(Excerpt from a dataset)
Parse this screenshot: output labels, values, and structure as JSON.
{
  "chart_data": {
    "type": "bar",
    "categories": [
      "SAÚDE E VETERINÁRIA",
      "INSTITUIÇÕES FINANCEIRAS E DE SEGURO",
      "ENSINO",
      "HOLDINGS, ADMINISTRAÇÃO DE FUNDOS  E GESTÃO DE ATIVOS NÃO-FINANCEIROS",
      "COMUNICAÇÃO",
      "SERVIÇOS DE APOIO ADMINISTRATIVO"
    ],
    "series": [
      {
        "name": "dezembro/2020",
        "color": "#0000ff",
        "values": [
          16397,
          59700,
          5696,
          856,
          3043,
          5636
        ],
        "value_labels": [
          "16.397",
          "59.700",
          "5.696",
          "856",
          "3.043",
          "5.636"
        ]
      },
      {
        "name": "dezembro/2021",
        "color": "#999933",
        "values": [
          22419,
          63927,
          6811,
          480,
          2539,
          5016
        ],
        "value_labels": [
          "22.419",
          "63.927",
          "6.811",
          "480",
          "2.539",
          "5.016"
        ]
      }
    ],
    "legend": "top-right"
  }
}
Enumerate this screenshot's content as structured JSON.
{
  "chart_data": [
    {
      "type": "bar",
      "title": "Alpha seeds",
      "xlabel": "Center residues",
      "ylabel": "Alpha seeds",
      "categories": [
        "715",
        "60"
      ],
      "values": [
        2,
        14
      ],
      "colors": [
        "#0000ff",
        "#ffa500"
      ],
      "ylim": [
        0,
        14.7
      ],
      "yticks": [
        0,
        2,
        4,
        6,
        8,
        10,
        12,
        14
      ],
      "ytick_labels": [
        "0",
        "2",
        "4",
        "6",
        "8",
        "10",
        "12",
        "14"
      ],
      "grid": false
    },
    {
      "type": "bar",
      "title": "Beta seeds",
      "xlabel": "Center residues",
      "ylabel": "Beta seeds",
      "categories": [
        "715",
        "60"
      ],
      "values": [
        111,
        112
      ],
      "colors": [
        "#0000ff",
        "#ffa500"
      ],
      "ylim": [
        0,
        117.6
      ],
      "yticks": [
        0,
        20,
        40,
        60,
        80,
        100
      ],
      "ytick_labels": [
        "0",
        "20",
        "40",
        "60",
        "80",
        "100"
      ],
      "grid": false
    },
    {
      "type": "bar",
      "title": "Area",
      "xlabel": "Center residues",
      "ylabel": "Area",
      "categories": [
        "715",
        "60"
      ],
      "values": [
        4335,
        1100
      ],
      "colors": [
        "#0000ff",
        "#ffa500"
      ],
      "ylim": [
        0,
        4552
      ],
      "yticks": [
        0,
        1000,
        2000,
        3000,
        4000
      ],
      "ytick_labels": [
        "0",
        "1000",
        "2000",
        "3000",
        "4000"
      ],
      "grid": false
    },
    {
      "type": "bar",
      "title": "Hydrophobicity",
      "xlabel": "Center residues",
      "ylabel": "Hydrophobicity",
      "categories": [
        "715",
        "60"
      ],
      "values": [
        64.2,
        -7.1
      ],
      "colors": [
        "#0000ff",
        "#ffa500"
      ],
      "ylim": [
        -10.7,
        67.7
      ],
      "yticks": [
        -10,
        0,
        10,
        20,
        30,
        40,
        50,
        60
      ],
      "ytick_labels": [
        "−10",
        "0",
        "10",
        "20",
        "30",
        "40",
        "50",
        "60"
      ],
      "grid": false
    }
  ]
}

# WRITTEN PROBLEM:
Set down the entries verbatim, leaving none out.

# EXERCISE RESULT:
Parse this screenshot: output labels, values, and structure as JSON.
{
  "chart_data": {
    "type": "bar",
    "categories": [
      "SAÚDE E VETERINÁRIA",
      "INSTITUIÇÕES FINANCEIRAS E DE SEGURO",
      "ENSINO",
      "HOLDINGS, ADMINISTRAÇÃO DE FUNDOS  E GESTÃO DE ATIVOS NÃO-FINANCEIROS",
      "COMUNICAÇÃO",
      "SERVIÇOS DE APOIO ADMINISTRATIVO"
    ],
    "series": [
      {
        "name": "dezembro/2020",
        "color": "#0000ff",
        "values": [
          16397,
          59700,
          5696,
          856,
          3043,
          5636
        ],
        "value_labels": [
          "16.397",
          "59.700",
          "5.696",
          "856",
          "3.043",
          "5.636"
        ]
      },
      {
        "name": "dezembro/2021",
        "color": "#999933",
        "values": [
          22419,
          63927,
          6811,
          480,
          2539,
          5016
        ],
        "value_labels": [
          "22.419",
          "63.927",
          "6.811",
          "480",
          "2.539",
          "5.016"
        ]
      }
    ],
    "legend": "top-right"
  }
}
Enumerate this screenshot's content as structured JSON.
{
  "chart_data": [
    {
      "type": "bar",
      "title": "Alpha seeds",
      "xlabel": "Center residues",
      "ylabel": "Alpha seeds",
      "categories": [
        "715",
        "60"
      ],
      "values": [
        2,
        14
      ],
      "colors": [
        "#0000ff",
        "#ffa500"
      ],
      "ylim": [
        0,
        14.7
      ],
      "yticks": [
        0,
        2,
        4,
        6,
        8,
        10,
        12,
        14
      ],
      "ytick_labels": [
        "0",
        "2",
        "4",
        "6",
        "8",
        "10",
        "12",
        "14"
      ],
      "grid": false
    },
    {
      "type": "bar",
      "title": "Beta seeds",
      "xlabel": "Center residues",
      "ylabel": "Beta seeds",
      "categories": [
        "715",
        "60"
      ],
      "values": [
        111,
        112
      ],
      "colors": [
        "#0000ff",
        "#ffa500"
      ],
      "ylim": [
        0,
        117.6
      ],
      "yticks": [
        0,
        20,
        40,
        60,
        80,
        100
      ],
      "ytick_labels": [
        "0",
        "20",
        "40",
        "60",
        "80",
        "100"
      ],
      "grid": false
    },
    {
      "type": "bar",
      "title": "Area",
      "xlabel": "Center residues",
      "ylabel": "Area",
      "categories": [
        "715",
        "60"
      ],
      "values": [
        4335,
        1100
      ],
      "colors": [
        "#0000ff",
        "#ffa500"
      ],
      "ylim": [
        0,
        4552
      ],
      "yticks": [
        0,
        1000,
        2000,
        3000,
        4000
      ],
      "ytick_labels": [
        "0",
        "1000",
        "2000",
        "3000",
        "4000"
      ],
      "grid": false
    },
    {
      "type": "bar",
      "title": "Hydrophobicity",
      "xlabel": "Center residues",
      "ylabel": "Hydrophobicity",
      "categories": [
        "715",
        "60"
      ],
      "values": [
        64.2,
        -7.1
      ],
      "colors": [
        "#0000ff",
        "#ffa500"
      ],
      "ylim": [
        -10.7,
        67.7
      ],
      "yticks": [
        -10,
        0,
        10,
        20,
        30,
        40,
        50,
        60
      ],
      "ytick_labels": [
        "−10",
        "0",
        "10",
        "20",
        "30",
        "40",
        "50",
        "60"
      ],
      "grid": false
    }
  ]
}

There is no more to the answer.